**STATED PROBLEM:**
Write out all of the entries exactly, please.

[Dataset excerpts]
= = = = = = =

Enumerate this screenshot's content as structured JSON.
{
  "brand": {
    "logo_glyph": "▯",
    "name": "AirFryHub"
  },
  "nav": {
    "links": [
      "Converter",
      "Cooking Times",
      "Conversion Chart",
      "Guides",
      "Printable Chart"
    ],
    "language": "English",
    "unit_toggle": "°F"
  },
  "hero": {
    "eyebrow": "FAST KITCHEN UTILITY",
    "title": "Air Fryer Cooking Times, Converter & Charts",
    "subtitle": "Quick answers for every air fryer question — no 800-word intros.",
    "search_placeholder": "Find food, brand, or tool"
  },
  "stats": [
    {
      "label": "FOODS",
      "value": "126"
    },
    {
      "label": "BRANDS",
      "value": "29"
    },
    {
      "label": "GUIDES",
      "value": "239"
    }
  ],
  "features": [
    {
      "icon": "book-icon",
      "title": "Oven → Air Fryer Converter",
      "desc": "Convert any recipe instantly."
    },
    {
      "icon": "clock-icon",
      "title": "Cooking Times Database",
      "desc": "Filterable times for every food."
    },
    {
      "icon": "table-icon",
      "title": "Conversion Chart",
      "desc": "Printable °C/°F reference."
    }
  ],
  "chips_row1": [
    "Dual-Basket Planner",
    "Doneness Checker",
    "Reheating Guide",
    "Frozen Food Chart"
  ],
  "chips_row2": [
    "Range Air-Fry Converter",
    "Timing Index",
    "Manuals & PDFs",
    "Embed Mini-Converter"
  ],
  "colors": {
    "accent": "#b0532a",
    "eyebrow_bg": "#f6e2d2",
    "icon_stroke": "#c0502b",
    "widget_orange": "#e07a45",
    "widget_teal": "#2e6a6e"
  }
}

= = = = = = =

**COMPLETE OUTPUT:**
Enumerate this screenshot's content as structured JSON.
{
  "brand": {
    "logo_glyph": "▯",
    "name": "AirFryHub"
  },
  "nav": {
    "links": [
      "Converter",
      "Cooking Times",
      "Conversion Chart",
      "Guides",
      "Printable Chart"
    ],
    "language": "English",
    "unit_toggle": "°F"
  },
  "hero": {
    "eyebrow": "FAST KITCHEN UTILITY",
    "title": "Air Fryer Cooking Times, Converter & Charts",
    "subtitle": "Quick answers for every air fryer question — no 800-word intros.",
    "search_placeholder": "Find food, brand, or tool"
  },
  "stats": [
    {
      "label": "FOODS",
      "value": "126"
    },
    {
      "label": "BRANDS",
      "value": "29"
    },
    {
      "label": "GUIDES",
      "value": "239"
    }
  ],
  "features": [
    {
      "icon": "book-icon",
      "title": "Oven → Air Fryer Converter",
      "desc": "Convert any recipe instantly."
    },
    {
      "icon": "clock-icon",
      "title": "Cooking Times Database",
      "desc": "Filterable times for every food."
    },
    {
      "icon": "table-icon",
      "title": "Conversion Chart",
      "desc": "Printable °C/°F reference."
    }
  ],
  "chips_row1": [
    "Dual-Basket Planner",
    "Doneness Checker",
    "Reheating Guide",
    "Frozen Food Chart"
  ],
  "chips_row2": [
    "Range Air-Fry Converter",
    "Timing Index",
    "Manuals & PDFs",
    "Embed Mini-Converter"
  ],
  "colors": {
    "accent": "#b0532a",
    "eyebrow_bg": "#f6e2d2",
    "icon_stroke": "#c0502b",
    "widget_orange": "#e07a45",
    "widget_teal": "#2e6a6e"
  }
}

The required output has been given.